BEGIN ITEMS
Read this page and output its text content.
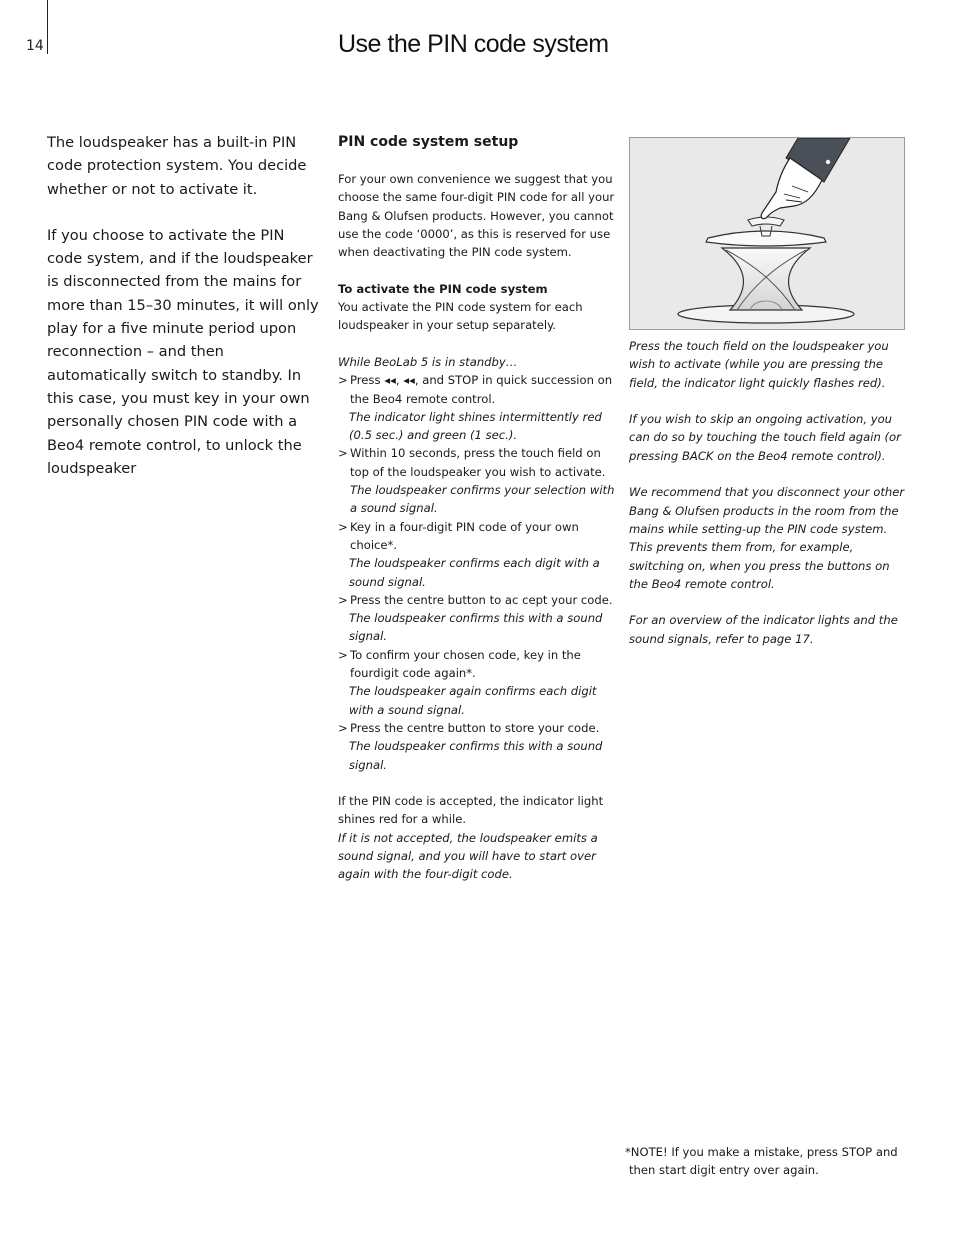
14	Use the PIN code system

The loudspeaker has a built-in PIN code protection system. You decide whether or not to activate it.

If you choose to activate the PIN code system, and if the loudspeaker is disconnected from the mains for more than 15–30 minutes, it will only play for a five minute period upon reconnection – and then automatically switch to standby. In this case, you must key in your own personally chosen PIN code with a Beo4 remote control, to unlock the loudspeaker

PIN code system setup

For your own convenience we suggest that you choose the same four-digit PIN code for all your Bang & Olufsen products. However, you cannot use the code ‘0000’, as this is reserved for use when deactivating the PIN code system.

To activate the PIN code system

You activate the PIN code system for each loudspeaker in your setup separately.

While BeoLab 5 is in standby…

> Press ◂◂, ◂◂, and STOP in quick succession on the Beo4 remote control.

The indicator light shines intermittently red (0.5 sec.) and green (1 sec.).

> Within 10 seconds, press the touch field on top of the loudspeaker you wish to activate. The loudspeaker confirms your selection with a sound signal.
> Key in a four-digit PIN code of your own choice*.

The loudspeaker confirms each digit with a sound signal.

> Press the centre button to ac cept your code.

The loudspeaker confirms this with a sound signal.

> To confirm your chosen code, key in the fourdigit code again*.

The loudspeaker again confirms each digit with a sound signal.

> Press the centre button to store your code.

The loudspeaker confirms this with a sound signal.

If the PIN code is accepted, the indicator light shines red for a while.

If it is not accepted, the loudspeaker emits a sound signal, and you will have to start over again with the four-digit code.

Press the touch field on the loudspeaker you wish to activate (while you are pressing the field, the indicator light quickly flashes red).

If you wish to skip an ongoing activation, you can do so by touching the touch field again (or pressing BACK on the Beo4 remote control).

We recommend that you disconnect your other Bang & Olufsen products in the room from the mains while setting-up the PIN code system. This prevents them from, for example, switching on, when you press the buttons on the Beo4 remote control.

For an overview of the indicator lights and the sound signals, refer to page 17.

*NOTE! If you make a mistake, press STOP and

then start digit entry over again.
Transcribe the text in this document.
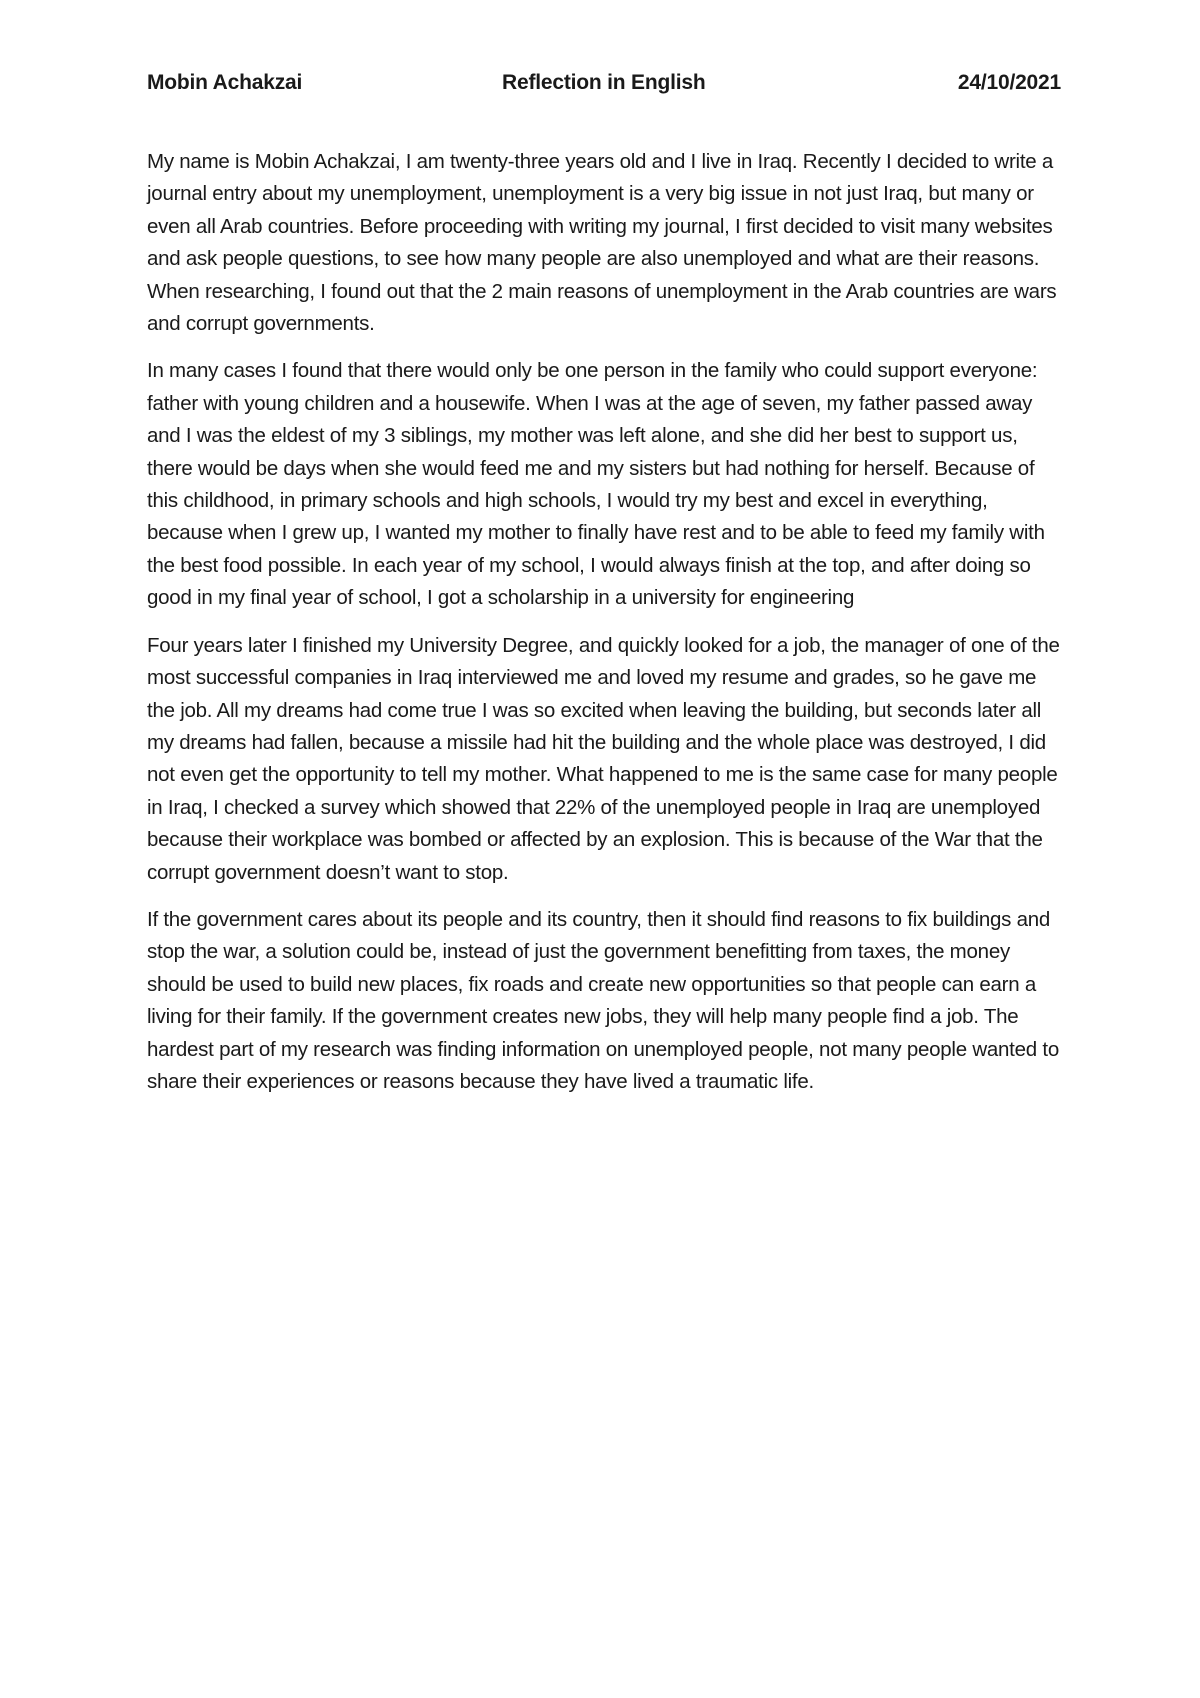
Mobin Achakzai	Reflection in English	24/10/2021

My name is Mobin Achakzai, I am twenty-three years old and I live in Iraq. Recently I decided to write a journal entry about my unemployment, unemployment is a very big issue in not just Iraq, but many or even all Arab countries. Before proceeding with writing my journal, I first decided to visit many websites and ask people questions, to see how many people are also unemployed and what are their reasons. When researching, I found out that the 2 main reasons of unemployment in the Arab countries are wars and corrupt governments.

In many cases I found that there would only be one person in the family who could support everyone: father with young children and a housewife. When I was at the age of seven, my father passed away and I was the eldest of my 3 siblings, my mother was left alone, and she did her best to support us, there would be days when she would feed me and my sisters but had nothing for herself. Because of this childhood, in primary schools and high schools, I would try my best and excel in everything, because when I grew up, I wanted my mother to finally have rest and to be able to feed my family with the best food possible. In each year of my school, I would always finish at the top, and after doing so good in my final year of school, I got a scholarship in a university for engineering

Four years later I finished my University Degree, and quickly looked for a job, the manager of one of the most successful companies in Iraq interviewed me and loved my resume and grades, so he gave me the job. All my dreams had come true I was so excited when leaving the building, but seconds later all my dreams had fallen, because a missile had hit the building and the whole place was destroyed, I did not even get the opportunity to tell my mother. What happened to me is the same case for many people in Iraq, I checked a survey which showed that 22% of the unemployed people in Iraq are unemployed because their workplace was bombed or affected by an explosion. This is because of the War that the corrupt government doesn’t want to stop.

If the government cares about its people and its country, then it should find reasons to fix buildings and stop the war, a solution could be, instead of just the government benefitting from taxes, the money should be used to build new places, fix roads and create new opportunities so that people can earn a living for their family. If the government creates new jobs, they will help many people find a job. The hardest part of my research was finding information on unemployed people, not many people wanted to share their experiences or reasons because they have lived a traumatic life.
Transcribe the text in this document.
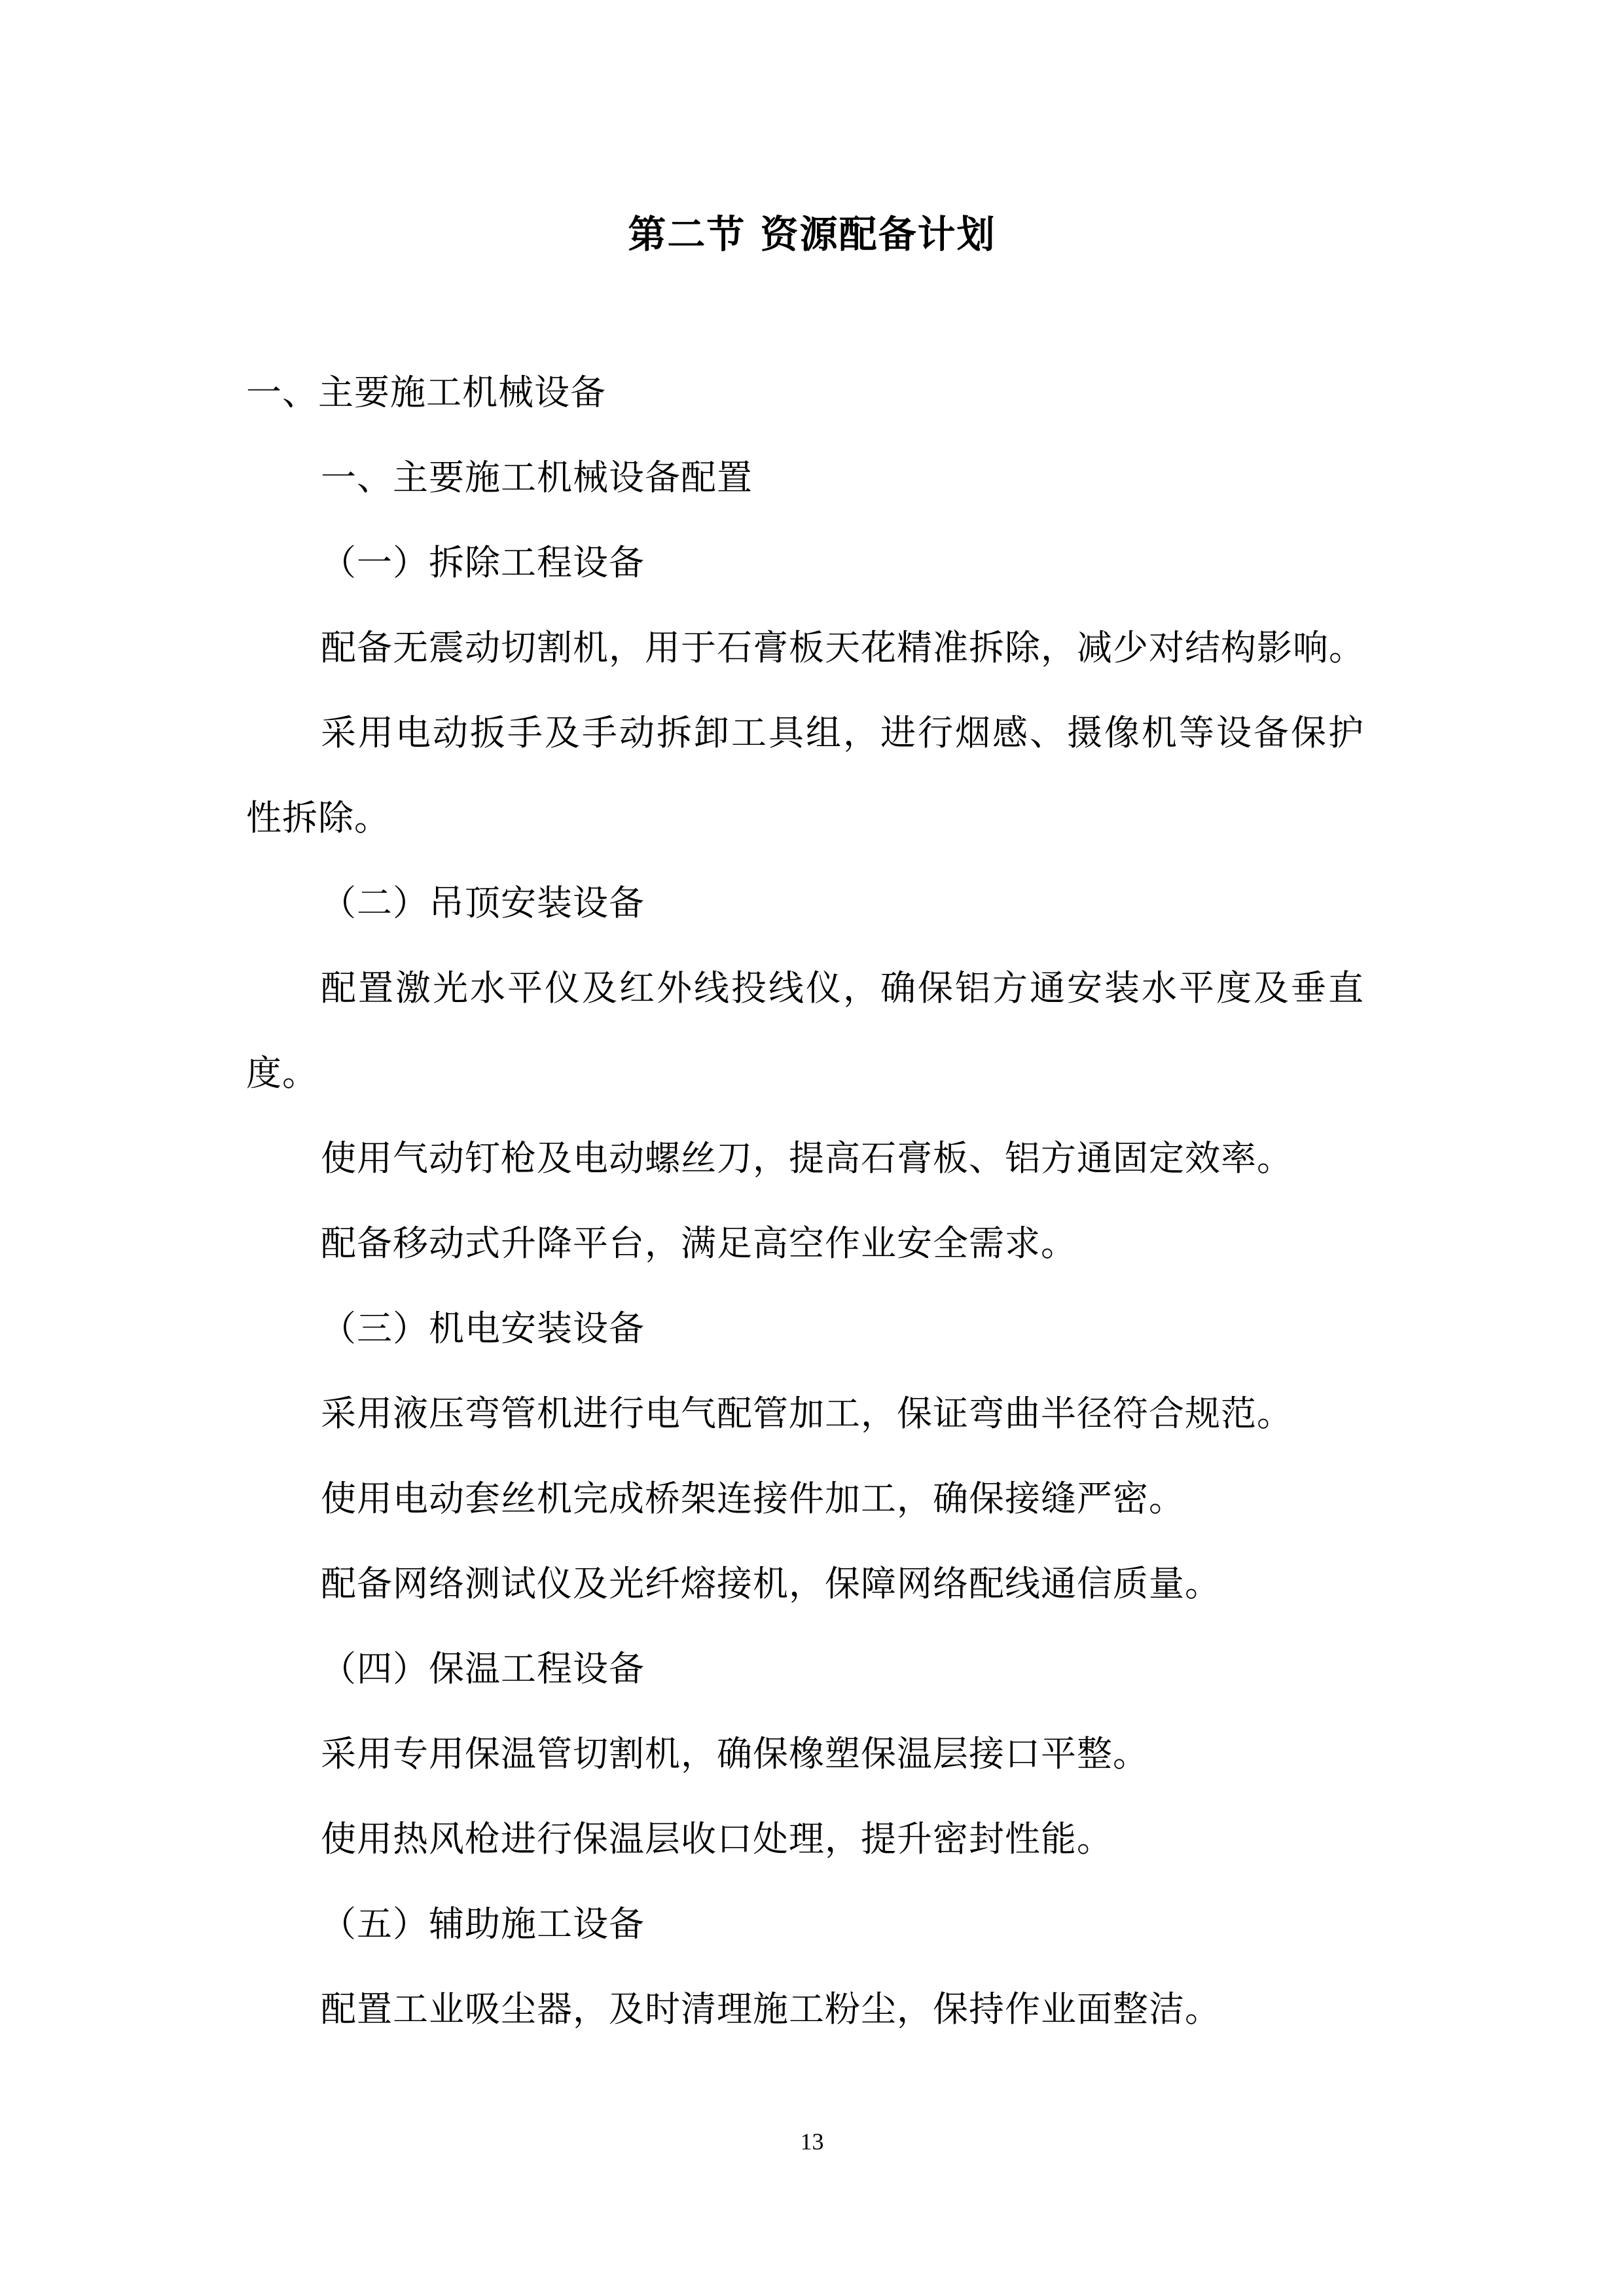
第二节 资源配备计划
一、主要施工机械设备
一、主要施工机械设备配置
（一）拆除工程设备
配备无震动切割机，用于石膏板天花精准拆除，减少对结构影响。
采用电动扳手及手动拆卸工具组，进行烟感、摄像机等设备保护
性拆除。
（二）吊顶安装设备
配置激光水平仪及红外线投线仪，确保铝方通安装水平度及垂直
度。
使用气动钉枪及电动螺丝刀，提高石膏板、铝方通固定效率。
配备移动式升降平台，满足高空作业安全需求。
（三）机电安装设备
采用液压弯管机进行电气配管加工，保证弯曲半径符合规范。
使用电动套丝机完成桥架连接件加工，确保接缝严密。
配备网络测试仪及光纤熔接机，保障网络配线通信质量。
（四）保温工程设备
采用专用保温管切割机，确保橡塑保温层接口平整。
使用热风枪进行保温层收口处理，提升密封性能。
（五）辅助施工设备
配置工业吸尘器，及时清理施工粉尘，保持作业面整洁。
13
END ITEMS
GOAL: Search the listing above for the string "shines". Copy every line that contains it.

PROBLEM SOLUTION:
The indicator light shines intermittently red (0.5 sec.) and green (1 sec.).
If the PIN code is accepted, the indicator light shines red for a while.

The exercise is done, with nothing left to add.